Work required:
Look through the entries and report how many lines include the word "style". Give the number alone.

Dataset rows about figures
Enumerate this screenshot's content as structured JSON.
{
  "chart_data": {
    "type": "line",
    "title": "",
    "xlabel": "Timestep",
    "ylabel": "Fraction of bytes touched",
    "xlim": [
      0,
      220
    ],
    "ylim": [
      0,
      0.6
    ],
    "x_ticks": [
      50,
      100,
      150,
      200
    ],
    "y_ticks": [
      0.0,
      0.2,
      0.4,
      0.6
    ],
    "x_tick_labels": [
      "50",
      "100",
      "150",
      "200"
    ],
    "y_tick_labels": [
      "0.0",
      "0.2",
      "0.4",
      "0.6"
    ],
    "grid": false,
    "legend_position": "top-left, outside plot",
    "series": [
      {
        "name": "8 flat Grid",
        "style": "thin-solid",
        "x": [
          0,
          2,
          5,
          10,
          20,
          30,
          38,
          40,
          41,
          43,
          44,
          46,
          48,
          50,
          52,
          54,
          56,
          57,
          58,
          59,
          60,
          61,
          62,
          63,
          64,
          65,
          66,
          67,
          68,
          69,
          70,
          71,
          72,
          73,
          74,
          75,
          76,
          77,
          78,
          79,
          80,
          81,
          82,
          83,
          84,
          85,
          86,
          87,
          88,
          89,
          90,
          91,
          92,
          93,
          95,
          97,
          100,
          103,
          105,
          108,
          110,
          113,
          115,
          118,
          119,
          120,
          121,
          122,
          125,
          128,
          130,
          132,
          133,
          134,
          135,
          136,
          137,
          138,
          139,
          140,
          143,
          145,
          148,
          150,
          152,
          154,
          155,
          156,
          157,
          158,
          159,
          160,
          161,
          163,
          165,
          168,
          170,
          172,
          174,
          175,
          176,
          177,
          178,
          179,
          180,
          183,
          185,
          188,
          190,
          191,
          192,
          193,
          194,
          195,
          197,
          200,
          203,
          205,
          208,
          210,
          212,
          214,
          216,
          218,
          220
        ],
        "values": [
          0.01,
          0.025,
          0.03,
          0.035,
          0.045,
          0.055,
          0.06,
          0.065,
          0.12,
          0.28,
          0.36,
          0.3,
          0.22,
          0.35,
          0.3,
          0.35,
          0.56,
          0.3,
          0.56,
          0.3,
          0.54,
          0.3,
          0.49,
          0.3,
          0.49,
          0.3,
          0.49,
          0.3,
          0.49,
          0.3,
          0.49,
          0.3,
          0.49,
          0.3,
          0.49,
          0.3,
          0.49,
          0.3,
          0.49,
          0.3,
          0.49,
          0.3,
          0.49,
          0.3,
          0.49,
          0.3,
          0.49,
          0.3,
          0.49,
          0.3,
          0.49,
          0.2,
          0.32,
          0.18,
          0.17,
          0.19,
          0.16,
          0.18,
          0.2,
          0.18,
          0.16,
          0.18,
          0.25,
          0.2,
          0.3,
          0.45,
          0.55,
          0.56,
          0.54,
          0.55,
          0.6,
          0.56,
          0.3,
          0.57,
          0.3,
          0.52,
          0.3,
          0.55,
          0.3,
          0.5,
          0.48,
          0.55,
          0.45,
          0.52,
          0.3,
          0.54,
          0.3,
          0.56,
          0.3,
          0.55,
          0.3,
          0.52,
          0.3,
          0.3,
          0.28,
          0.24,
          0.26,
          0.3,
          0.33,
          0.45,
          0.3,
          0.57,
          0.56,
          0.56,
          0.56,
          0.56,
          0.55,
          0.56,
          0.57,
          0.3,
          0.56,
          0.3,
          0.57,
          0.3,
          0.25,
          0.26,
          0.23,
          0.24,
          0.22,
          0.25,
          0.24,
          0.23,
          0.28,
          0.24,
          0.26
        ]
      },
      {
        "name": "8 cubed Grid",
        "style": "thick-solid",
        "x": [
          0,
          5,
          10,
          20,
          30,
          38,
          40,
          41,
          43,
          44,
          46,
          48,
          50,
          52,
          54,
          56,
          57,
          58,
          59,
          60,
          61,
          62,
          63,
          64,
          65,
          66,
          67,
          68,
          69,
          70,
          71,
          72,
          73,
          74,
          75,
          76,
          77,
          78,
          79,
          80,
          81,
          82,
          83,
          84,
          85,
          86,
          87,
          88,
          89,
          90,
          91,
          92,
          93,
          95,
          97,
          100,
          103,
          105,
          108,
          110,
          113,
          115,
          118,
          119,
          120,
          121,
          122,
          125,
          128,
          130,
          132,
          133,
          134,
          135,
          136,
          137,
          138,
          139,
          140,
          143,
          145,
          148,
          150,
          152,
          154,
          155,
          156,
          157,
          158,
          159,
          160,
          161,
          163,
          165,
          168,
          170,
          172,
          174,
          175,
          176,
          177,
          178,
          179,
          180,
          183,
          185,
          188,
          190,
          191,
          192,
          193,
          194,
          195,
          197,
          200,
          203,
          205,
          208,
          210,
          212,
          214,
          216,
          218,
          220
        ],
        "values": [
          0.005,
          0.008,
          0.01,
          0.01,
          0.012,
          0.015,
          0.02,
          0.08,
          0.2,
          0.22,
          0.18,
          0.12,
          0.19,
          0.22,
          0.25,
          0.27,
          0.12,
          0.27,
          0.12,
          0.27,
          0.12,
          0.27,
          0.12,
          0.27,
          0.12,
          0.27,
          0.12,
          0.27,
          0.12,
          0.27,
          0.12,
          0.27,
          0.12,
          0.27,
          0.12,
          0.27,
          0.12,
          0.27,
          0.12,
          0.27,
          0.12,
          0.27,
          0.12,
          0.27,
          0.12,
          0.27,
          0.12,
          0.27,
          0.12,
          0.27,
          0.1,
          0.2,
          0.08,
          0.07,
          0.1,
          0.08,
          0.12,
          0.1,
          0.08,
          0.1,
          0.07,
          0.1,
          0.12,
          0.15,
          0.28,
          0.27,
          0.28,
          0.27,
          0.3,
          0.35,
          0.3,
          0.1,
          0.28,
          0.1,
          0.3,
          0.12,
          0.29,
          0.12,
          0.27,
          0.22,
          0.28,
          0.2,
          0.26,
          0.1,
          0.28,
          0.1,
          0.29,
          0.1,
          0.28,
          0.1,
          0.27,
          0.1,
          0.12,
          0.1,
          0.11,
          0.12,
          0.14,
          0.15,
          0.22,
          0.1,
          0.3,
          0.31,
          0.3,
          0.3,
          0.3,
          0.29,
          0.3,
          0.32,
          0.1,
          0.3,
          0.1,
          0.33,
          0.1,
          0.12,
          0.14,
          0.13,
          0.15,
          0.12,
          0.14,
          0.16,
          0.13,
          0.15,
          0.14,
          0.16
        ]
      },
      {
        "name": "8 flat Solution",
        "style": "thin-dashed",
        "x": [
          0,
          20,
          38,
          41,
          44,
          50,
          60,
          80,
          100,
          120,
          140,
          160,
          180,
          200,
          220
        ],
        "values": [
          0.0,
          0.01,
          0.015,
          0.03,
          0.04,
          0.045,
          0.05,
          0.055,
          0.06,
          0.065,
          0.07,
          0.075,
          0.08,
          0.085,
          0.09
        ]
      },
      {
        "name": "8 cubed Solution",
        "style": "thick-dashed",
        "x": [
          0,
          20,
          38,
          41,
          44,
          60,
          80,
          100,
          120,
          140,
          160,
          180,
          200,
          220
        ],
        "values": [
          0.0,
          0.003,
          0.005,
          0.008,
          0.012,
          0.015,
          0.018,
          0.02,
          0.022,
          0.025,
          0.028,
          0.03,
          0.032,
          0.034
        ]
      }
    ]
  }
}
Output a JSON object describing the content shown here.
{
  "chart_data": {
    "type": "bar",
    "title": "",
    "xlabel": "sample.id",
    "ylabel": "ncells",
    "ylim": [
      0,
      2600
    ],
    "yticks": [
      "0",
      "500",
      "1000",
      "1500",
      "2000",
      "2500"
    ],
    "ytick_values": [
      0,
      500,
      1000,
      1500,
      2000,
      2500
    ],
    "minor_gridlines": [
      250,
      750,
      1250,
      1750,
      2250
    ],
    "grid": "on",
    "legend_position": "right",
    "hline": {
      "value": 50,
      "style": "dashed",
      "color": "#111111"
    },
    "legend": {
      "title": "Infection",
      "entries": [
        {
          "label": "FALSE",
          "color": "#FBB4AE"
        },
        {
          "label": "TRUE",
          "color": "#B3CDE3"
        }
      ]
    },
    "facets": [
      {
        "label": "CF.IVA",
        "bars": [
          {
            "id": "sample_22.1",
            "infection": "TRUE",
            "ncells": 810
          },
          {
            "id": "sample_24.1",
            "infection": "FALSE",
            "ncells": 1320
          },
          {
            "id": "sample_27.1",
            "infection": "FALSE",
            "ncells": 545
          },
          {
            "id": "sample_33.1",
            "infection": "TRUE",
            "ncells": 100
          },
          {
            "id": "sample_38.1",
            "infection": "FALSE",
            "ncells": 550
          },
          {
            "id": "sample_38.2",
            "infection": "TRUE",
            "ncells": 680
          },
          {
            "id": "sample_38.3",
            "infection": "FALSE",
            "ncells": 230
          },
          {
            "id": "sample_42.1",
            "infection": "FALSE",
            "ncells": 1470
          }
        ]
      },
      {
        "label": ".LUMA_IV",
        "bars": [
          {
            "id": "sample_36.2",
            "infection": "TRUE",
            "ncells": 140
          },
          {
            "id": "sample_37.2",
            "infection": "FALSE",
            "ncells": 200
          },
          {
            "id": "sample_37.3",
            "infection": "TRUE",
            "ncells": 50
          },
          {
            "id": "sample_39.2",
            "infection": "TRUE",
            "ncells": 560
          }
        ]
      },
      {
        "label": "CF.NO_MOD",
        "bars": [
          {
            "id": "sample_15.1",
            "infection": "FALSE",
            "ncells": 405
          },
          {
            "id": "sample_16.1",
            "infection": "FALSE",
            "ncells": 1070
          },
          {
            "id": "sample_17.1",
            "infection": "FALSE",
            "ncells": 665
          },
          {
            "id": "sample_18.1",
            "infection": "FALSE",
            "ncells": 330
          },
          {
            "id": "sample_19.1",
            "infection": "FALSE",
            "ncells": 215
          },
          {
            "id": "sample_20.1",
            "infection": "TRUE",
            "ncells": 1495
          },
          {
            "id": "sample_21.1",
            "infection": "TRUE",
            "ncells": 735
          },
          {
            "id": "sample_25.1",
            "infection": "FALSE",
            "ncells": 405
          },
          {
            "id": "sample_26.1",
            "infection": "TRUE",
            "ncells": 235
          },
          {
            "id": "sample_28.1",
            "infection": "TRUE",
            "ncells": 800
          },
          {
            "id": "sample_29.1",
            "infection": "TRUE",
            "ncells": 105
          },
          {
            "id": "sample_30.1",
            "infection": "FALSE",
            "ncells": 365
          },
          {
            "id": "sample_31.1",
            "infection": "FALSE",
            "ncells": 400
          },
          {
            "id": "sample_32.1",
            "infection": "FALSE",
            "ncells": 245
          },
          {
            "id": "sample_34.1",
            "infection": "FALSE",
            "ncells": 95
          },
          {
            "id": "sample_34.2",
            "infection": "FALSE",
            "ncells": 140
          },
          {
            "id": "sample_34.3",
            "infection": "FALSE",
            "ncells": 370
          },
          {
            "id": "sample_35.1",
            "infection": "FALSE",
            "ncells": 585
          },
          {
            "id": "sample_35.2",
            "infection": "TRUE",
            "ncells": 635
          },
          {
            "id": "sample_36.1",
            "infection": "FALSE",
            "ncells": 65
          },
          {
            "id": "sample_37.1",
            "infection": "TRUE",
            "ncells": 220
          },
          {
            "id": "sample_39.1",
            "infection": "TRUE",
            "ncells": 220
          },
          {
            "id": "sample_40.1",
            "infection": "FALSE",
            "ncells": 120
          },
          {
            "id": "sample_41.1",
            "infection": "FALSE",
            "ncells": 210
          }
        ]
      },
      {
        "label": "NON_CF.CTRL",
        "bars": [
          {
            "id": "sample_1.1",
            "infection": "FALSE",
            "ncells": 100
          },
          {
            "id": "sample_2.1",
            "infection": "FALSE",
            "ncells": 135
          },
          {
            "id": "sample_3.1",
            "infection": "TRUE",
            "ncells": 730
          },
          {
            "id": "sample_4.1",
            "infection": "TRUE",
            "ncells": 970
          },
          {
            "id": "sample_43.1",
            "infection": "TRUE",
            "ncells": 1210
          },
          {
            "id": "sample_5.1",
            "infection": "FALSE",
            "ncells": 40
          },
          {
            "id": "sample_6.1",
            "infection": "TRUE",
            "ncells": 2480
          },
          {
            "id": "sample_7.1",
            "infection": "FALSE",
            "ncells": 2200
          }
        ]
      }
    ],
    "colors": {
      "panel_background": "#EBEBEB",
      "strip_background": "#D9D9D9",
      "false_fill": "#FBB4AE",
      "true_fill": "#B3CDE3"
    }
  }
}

Result of the task:
5